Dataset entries

+ + + + +

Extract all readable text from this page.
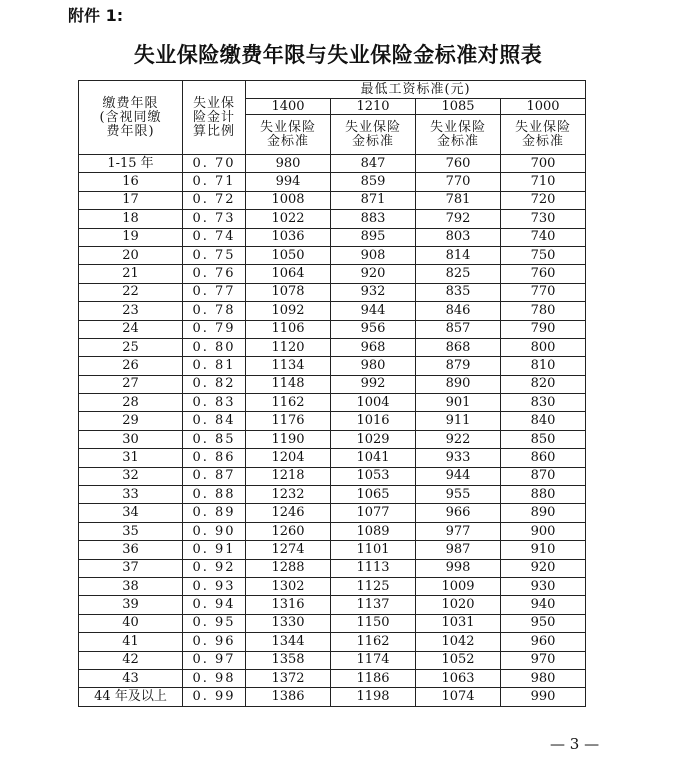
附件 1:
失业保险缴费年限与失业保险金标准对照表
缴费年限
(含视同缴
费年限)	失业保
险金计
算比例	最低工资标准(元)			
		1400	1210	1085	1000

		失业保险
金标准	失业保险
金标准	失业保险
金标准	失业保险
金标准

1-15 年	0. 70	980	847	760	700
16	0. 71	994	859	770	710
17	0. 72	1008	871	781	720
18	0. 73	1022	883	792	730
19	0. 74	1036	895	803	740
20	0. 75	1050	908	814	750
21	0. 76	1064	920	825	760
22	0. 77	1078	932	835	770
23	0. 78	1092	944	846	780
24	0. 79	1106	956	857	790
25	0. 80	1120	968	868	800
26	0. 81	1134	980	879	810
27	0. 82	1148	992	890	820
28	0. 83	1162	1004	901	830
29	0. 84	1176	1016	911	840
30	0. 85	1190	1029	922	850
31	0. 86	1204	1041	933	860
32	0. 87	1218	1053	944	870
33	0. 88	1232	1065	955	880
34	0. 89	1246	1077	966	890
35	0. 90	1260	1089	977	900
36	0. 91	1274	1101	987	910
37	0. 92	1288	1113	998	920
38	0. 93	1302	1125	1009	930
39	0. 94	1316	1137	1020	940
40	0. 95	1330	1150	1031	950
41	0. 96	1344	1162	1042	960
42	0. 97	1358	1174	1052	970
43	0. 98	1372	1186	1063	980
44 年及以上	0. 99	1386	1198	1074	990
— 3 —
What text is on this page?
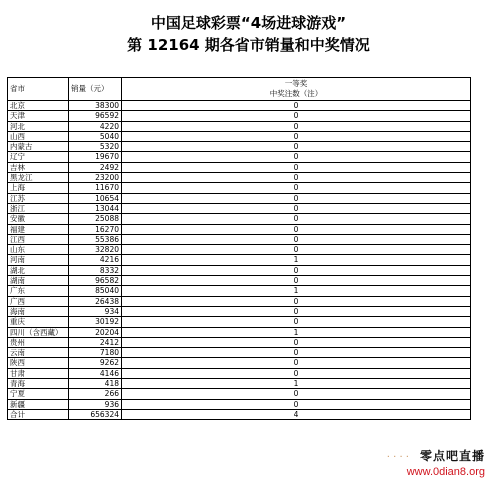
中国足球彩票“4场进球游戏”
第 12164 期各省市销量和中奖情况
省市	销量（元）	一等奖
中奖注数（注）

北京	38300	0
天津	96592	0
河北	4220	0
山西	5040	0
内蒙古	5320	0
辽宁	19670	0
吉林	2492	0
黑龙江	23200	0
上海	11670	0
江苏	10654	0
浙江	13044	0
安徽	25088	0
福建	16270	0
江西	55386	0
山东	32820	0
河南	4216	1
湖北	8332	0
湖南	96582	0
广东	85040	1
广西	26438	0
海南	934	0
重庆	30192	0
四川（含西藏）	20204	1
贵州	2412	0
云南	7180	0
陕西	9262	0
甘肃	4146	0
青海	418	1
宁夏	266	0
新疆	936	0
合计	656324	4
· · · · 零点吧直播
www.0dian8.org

+ + + + +

TASK PROMPT: Each entry gets copied exactly; the pictures stay out.

TASK ANSWER:
Extract all readable text from this page.
附件 1:
失业保险缴费年限与失业保险金标准对照表
缴费年限
(含视同缴
费年限)	失业保
险金计
算比例	最低工资标准(元)			
		1400	1210	1085	1000

		失业保险
金标准	失业保险
金标准	失业保险
金标准	失业保险
金标准

1-15 年	0. 70	980	847	760	700
16	0. 71	994	859	770	710
17	0. 72	1008	871	781	720
18	0. 73	1022	883	792	730
19	0. 74	1036	895	803	740
20	0. 75	1050	908	814	750
21	0. 76	1064	920	825	760
22	0. 77	1078	932	835	770
23	0. 78	1092	944	846	780
24	0. 79	1106	956	857	790
25	0. 80	1120	968	868	800
26	0. 81	1134	980	879	810
27	0. 82	1148	992	890	820
28	0. 83	1162	1004	901	830
29	0. 84	1176	1016	911	840
30	0. 85	1190	1029	922	850
31	0. 86	1204	1041	933	860
32	0. 87	1218	1053	944	870
33	0. 88	1232	1065	955	880
34	0. 89	1246	1077	966	890
35	0. 90	1260	1089	977	900
36	0. 91	1274	1101	987	910
37	0. 92	1288	1113	998	920
38	0. 93	1302	1125	1009	930
39	0. 94	1316	1137	1020	940
40	0. 95	1330	1150	1031	950
41	0. 96	1344	1162	1042	960
42	0. 97	1358	1174	1052	970
43	0. 98	1372	1186	1063	980
44 年及以上	0. 99	1386	1198	1074	990
— 3 —
What text is on this page?
中国足球彩票“4场进球游戏”
第 12164 期各省市销量和中奖情况
省市	销量（元）	一等奖
中奖注数（注）

北京	38300	0
天津	96592	0
河北	4220	0
山西	5040	0
内蒙古	5320	0
辽宁	19670	0
吉林	2492	0
黑龙江	23200	0
上海	11670	0
江苏	10654	0
浙江	13044	0
安徽	25088	0
福建	16270	0
江西	55386	0
山东	32820	0
河南	4216	1
湖北	8332	0
湖南	96582	0
广东	85040	1
广西	26438	0
海南	934	0
重庆	30192	0
四川（含西藏）	20204	1
贵州	2412	0
云南	7180	0
陕西	9262	0
甘肃	4146	0
青海	418	1
宁夏	266	0
新疆	936	0
合计	656324	4
· · · · 零点吧直播
www.0dian8.org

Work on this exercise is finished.